╭─ Working data
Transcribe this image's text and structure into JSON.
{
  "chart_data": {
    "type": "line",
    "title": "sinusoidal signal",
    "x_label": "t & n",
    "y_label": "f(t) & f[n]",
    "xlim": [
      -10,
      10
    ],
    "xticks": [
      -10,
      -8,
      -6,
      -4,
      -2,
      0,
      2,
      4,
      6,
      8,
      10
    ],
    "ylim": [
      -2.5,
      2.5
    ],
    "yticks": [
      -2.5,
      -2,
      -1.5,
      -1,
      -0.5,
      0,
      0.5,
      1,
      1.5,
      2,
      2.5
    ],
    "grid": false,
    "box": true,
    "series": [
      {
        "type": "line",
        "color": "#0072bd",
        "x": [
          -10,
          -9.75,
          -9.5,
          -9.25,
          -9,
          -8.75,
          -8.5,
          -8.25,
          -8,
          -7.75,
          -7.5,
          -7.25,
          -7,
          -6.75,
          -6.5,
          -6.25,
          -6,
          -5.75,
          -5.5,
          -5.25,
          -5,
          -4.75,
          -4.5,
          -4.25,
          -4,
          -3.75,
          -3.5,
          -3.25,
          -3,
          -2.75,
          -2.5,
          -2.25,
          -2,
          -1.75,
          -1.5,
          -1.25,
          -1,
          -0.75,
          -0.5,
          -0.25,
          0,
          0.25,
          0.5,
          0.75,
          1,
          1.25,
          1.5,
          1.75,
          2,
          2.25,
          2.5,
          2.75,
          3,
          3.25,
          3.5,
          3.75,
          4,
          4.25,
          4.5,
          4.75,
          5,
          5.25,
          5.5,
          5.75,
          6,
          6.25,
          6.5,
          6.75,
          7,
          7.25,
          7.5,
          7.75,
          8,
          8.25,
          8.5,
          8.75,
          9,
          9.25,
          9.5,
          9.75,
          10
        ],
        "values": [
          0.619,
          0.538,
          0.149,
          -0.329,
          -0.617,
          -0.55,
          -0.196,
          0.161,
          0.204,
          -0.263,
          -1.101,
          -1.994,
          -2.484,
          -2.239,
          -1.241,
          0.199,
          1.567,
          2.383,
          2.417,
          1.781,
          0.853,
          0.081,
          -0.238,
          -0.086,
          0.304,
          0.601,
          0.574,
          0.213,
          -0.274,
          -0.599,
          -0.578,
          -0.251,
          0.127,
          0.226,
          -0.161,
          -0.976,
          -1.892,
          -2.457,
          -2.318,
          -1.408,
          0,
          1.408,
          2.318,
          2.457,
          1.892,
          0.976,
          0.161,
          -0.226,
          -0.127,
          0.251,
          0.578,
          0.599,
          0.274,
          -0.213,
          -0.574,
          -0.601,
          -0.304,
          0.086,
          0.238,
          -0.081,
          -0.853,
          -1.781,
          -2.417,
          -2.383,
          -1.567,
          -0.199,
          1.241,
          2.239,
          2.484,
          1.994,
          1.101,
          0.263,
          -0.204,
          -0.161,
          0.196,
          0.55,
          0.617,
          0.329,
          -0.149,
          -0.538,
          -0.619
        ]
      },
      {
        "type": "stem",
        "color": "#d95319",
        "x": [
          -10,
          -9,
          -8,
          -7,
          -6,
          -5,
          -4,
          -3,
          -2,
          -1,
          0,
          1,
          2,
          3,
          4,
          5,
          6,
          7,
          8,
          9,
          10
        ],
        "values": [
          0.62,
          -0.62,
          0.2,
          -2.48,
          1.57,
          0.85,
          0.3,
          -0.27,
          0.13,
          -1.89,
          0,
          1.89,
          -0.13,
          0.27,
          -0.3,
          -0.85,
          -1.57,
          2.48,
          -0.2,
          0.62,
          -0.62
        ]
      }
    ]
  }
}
╰─
• The problem: Output every entry shown above, exactly.

• Answer to this problem:
Transcribe this image's text and structure into JSON.
{
  "chart_data": {
    "type": "line",
    "title": "sinusoidal signal",
    "x_label": "t & n",
    "y_label": "f(t) & f[n]",
    "xlim": [
      -10,
      10
    ],
    "xticks": [
      -10,
      -8,
      -6,
      -4,
      -2,
      0,
      2,
      4,
      6,
      8,
      10
    ],
    "ylim": [
      -2.5,
      2.5
    ],
    "yticks": [
      -2.5,
      -2,
      -1.5,
      -1,
      -0.5,
      0,
      0.5,
      1,
      1.5,
      2,
      2.5
    ],
    "grid": false,
    "box": true,
    "series": [
      {
        "type": "line",
        "color": "#0072bd",
        "x": [
          -10,
          -9.75,
          -9.5,
          -9.25,
          -9,
          -8.75,
          -8.5,
          -8.25,
          -8,
          -7.75,
          -7.5,
          -7.25,
          -7,
          -6.75,
          -6.5,
          -6.25,
          -6,
          -5.75,
          -5.5,
          -5.25,
          -5,
          -4.75,
          -4.5,
          -4.25,
          -4,
          -3.75,
          -3.5,
          -3.25,
          -3,
          -2.75,
          -2.5,
          -2.25,
          -2,
          -1.75,
          -1.5,
          -1.25,
          -1,
          -0.75,
          -0.5,
          -0.25,
          0,
          0.25,
          0.5,
          0.75,
          1,
          1.25,
          1.5,
          1.75,
          2,
          2.25,
          2.5,
          2.75,
          3,
          3.25,
          3.5,
          3.75,
          4,
          4.25,
          4.5,
          4.75,
          5,
          5.25,
          5.5,
          5.75,
          6,
          6.25,
          6.5,
          6.75,
          7,
          7.25,
          7.5,
          7.75,
          8,
          8.25,
          8.5,
          8.75,
          9,
          9.25,
          9.5,
          9.75,
          10
        ],
        "values": [
          0.619,
          0.538,
          0.149,
          -0.329,
          -0.617,
          -0.55,
          -0.196,
          0.161,
          0.204,
          -0.263,
          -1.101,
          -1.994,
          -2.484,
          -2.239,
          -1.241,
          0.199,
          1.567,
          2.383,
          2.417,
          1.781,
          0.853,
          0.081,
          -0.238,
          -0.086,
          0.304,
          0.601,
          0.574,
          0.213,
          -0.274,
          -0.599,
          -0.578,
          -0.251,
          0.127,
          0.226,
          -0.161,
          -0.976,
          -1.892,
          -2.457,
          -2.318,
          -1.408,
          0,
          1.408,
          2.318,
          2.457,
          1.892,
          0.976,
          0.161,
          -0.226,
          -0.127,
          0.251,
          0.578,
          0.599,
          0.274,
          -0.213,
          -0.574,
          -0.601,
          -0.304,
          0.086,
          0.238,
          -0.081,
          -0.853,
          -1.781,
          -2.417,
          -2.383,
          -1.567,
          -0.199,
          1.241,
          2.239,
          2.484,
          1.994,
          1.101,
          0.263,
          -0.204,
          -0.161,
          0.196,
          0.55,
          0.617,
          0.329,
          -0.149,
          -0.538,
          -0.619
        ]
      },
      {
        "type": "stem",
        "color": "#d95319",
        "x": [
          -10,
          -9,
          -8,
          -7,
          -6,
          -5,
          -4,
          -3,
          -2,
          -1,
          0,
          1,
          2,
          3,
          4,
          5,
          6,
          7,
          8,
          9,
          10
        ],
        "values": [
          0.62,
          -0.62,
          0.2,
          -2.48,
          1.57,
          0.85,
          0.3,
          -0.27,
          0.13,
          -1.89,
          0,
          1.89,
          -0.13,
          0.27,
          -0.3,
          -0.85,
          -1.57,
          2.48,
          -0.2,
          0.62,
          -0.62
        ]
      }
    ]
  }
}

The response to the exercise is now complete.